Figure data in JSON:

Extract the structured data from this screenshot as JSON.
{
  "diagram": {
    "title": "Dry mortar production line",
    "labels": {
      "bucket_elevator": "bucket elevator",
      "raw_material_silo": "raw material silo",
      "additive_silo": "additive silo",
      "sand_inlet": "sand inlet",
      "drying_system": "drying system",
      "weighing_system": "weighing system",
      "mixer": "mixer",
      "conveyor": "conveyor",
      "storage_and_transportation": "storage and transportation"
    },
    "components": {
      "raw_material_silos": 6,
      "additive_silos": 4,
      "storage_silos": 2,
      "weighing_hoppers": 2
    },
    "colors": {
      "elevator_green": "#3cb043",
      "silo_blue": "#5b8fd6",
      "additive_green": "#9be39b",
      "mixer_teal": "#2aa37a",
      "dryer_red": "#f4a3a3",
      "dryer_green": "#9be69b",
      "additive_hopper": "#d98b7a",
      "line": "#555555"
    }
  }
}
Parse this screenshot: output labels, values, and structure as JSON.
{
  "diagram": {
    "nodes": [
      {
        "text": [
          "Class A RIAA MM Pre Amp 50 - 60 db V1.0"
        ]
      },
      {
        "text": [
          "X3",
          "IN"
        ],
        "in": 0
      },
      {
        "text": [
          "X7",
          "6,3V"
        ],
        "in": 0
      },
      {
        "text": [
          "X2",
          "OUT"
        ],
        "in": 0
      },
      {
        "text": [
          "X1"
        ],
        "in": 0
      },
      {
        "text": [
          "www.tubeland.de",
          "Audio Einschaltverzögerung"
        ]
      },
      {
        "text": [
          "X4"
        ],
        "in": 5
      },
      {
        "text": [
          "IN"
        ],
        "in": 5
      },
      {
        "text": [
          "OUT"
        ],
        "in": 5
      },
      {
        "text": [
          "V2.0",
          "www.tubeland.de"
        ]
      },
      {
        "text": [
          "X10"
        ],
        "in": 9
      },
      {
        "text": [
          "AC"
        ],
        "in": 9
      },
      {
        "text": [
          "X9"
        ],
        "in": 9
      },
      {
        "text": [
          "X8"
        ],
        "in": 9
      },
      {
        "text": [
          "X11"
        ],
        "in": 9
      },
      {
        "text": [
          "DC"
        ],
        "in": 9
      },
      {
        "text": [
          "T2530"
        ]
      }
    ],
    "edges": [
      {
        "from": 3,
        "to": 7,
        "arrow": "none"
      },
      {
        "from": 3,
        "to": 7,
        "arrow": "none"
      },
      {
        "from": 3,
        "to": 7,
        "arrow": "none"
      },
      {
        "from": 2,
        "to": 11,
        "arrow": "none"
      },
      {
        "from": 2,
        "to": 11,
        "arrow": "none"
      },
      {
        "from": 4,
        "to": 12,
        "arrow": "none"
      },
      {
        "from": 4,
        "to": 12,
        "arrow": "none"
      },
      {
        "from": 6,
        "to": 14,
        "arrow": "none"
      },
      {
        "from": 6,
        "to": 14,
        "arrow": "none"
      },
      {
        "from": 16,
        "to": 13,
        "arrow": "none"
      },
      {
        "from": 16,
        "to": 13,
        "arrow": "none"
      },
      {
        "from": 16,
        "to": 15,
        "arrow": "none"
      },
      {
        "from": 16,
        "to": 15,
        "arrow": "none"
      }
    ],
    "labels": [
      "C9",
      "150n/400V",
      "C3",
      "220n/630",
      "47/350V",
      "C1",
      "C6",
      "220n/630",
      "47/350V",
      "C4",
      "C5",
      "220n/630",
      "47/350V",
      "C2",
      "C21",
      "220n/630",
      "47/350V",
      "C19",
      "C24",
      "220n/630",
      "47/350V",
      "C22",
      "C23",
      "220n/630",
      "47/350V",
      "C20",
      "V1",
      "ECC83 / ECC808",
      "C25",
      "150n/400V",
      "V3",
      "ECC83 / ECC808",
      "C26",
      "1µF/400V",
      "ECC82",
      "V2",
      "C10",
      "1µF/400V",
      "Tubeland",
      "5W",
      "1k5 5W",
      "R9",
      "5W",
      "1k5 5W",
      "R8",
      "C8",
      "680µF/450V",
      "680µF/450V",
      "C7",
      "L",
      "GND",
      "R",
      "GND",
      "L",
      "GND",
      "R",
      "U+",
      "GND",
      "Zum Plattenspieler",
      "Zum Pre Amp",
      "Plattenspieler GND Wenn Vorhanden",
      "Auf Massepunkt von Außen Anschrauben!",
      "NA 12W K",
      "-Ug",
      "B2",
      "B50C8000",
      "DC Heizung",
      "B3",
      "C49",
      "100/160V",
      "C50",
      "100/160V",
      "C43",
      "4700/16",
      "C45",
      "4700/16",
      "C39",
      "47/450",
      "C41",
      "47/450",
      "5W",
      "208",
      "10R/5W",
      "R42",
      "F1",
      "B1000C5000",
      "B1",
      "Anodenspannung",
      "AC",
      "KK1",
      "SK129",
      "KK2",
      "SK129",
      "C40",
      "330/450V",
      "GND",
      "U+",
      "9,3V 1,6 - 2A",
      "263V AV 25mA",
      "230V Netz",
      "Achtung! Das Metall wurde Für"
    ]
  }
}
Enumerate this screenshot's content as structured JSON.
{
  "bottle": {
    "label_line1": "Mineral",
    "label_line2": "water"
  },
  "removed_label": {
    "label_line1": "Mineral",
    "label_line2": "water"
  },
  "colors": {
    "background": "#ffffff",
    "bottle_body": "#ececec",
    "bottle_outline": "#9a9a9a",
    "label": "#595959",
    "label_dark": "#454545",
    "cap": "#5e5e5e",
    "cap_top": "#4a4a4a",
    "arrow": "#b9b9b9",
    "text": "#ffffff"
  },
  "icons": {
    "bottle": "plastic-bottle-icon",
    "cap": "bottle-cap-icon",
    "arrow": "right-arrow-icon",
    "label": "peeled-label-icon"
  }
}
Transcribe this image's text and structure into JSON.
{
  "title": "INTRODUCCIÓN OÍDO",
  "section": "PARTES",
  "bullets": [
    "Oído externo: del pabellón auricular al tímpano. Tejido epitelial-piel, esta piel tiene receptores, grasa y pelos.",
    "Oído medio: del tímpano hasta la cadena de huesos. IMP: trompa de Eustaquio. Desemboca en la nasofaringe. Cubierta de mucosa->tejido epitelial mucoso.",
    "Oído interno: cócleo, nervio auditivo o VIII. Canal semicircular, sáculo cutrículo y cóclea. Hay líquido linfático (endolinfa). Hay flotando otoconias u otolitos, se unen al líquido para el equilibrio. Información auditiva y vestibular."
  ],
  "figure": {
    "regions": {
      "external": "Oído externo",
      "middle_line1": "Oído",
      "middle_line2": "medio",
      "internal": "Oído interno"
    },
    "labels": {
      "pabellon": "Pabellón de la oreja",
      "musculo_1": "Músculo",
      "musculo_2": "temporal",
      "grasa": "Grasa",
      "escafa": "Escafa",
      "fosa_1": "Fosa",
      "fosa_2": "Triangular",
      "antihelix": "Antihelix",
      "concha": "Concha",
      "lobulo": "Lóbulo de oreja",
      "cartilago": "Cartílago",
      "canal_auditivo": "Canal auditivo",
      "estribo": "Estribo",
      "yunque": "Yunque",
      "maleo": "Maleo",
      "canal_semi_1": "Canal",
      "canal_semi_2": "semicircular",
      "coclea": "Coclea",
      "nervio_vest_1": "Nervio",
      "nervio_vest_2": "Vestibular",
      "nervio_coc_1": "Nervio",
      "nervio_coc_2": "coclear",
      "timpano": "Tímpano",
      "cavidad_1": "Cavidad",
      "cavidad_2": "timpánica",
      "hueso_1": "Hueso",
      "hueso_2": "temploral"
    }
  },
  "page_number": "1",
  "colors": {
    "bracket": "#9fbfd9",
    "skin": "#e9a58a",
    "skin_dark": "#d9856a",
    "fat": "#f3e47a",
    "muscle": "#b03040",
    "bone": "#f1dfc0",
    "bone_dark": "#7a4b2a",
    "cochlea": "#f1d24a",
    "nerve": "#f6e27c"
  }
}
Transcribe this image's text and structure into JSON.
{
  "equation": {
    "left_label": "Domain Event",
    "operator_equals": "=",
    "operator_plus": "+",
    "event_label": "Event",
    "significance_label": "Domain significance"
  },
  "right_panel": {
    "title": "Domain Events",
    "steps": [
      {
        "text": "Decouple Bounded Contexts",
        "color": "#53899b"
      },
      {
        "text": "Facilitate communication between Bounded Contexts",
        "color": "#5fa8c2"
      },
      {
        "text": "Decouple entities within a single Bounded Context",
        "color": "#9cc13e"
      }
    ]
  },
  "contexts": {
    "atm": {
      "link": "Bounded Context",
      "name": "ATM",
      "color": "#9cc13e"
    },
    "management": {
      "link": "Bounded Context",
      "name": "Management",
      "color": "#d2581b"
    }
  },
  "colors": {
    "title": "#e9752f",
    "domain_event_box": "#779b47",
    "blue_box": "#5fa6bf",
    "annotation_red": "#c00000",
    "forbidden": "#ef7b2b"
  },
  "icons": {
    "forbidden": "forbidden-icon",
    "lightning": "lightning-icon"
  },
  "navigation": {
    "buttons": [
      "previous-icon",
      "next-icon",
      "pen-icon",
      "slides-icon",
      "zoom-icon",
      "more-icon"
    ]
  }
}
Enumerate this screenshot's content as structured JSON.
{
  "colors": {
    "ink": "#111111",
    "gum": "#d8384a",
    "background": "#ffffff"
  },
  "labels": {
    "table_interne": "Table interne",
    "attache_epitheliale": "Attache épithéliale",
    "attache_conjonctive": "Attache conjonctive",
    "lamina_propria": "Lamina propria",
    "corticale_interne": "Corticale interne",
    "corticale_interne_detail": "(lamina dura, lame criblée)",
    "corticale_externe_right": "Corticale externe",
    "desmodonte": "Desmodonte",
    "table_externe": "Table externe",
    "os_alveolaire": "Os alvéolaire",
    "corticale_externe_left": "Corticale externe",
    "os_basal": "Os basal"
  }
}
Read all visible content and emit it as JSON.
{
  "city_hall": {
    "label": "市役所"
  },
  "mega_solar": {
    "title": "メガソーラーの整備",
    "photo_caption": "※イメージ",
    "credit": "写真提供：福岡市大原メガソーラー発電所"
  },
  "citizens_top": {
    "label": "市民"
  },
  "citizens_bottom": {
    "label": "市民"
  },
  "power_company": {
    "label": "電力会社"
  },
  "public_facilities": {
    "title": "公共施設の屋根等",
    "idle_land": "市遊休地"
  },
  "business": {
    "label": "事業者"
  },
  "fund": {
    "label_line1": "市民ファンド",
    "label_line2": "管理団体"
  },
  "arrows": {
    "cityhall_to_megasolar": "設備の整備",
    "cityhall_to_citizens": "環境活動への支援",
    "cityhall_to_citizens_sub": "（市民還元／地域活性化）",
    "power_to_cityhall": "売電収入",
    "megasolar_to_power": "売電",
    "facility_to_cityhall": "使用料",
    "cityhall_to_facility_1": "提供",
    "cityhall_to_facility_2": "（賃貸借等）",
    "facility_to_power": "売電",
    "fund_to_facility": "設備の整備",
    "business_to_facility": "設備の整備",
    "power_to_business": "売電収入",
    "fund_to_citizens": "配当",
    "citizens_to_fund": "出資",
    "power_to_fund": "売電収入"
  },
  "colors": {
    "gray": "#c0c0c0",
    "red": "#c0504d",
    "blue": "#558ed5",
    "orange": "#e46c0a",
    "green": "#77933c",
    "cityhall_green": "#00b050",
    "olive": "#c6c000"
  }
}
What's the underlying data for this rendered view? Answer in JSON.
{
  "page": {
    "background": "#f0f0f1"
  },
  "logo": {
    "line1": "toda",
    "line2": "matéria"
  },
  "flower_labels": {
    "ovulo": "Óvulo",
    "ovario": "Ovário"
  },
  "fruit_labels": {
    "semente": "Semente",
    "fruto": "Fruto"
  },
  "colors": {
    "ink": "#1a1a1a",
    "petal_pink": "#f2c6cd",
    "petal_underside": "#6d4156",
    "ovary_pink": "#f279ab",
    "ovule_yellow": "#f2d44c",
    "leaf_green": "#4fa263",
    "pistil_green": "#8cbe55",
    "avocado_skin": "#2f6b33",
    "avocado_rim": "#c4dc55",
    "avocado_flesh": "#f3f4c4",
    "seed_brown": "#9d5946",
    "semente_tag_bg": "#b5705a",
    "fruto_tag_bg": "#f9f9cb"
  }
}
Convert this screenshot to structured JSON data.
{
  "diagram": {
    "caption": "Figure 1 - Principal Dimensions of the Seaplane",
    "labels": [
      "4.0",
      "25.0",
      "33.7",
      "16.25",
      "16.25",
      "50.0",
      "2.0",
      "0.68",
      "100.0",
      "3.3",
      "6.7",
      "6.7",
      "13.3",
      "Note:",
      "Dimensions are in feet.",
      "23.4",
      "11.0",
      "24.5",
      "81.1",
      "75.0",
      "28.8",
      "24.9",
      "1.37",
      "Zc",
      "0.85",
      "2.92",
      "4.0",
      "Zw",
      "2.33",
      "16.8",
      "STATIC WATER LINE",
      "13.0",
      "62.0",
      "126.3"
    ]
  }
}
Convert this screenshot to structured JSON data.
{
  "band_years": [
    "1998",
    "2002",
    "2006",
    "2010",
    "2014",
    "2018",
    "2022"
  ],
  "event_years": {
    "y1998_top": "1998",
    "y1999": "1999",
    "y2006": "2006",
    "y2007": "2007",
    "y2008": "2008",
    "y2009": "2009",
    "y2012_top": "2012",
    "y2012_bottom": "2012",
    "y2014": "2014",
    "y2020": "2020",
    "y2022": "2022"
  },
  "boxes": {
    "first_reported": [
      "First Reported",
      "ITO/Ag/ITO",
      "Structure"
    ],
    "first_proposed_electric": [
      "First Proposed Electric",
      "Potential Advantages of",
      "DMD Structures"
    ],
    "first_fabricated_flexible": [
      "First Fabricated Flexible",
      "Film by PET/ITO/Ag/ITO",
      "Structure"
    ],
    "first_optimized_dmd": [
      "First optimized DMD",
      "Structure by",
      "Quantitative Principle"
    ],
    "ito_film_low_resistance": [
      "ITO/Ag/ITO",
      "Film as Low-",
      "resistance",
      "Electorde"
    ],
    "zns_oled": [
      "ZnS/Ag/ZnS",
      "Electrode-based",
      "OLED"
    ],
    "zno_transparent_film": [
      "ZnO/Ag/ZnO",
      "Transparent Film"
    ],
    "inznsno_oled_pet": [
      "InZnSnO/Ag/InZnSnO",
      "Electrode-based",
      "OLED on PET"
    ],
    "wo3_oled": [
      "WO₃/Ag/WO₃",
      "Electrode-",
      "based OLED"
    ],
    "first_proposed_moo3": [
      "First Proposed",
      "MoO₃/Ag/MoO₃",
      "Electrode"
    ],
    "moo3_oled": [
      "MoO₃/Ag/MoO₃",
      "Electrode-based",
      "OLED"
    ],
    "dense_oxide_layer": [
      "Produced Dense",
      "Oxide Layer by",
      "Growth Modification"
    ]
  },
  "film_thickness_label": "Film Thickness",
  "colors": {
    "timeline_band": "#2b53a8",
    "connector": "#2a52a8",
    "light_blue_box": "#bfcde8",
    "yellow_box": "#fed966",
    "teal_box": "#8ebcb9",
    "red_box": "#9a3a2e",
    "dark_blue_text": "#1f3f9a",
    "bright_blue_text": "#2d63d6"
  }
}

→ Stated goal: Scan the listing above for the word "medio" and copy every line that holds it.

→ Complete response:
    "Oído medio: del tímpano hasta la cadena de huesos. IMP: trompa de Eustaquio. Desemboca en la nasofaringe. Cubierta de mucosa->tejido epitelial mucoso.",
      "middle_line2": "medio",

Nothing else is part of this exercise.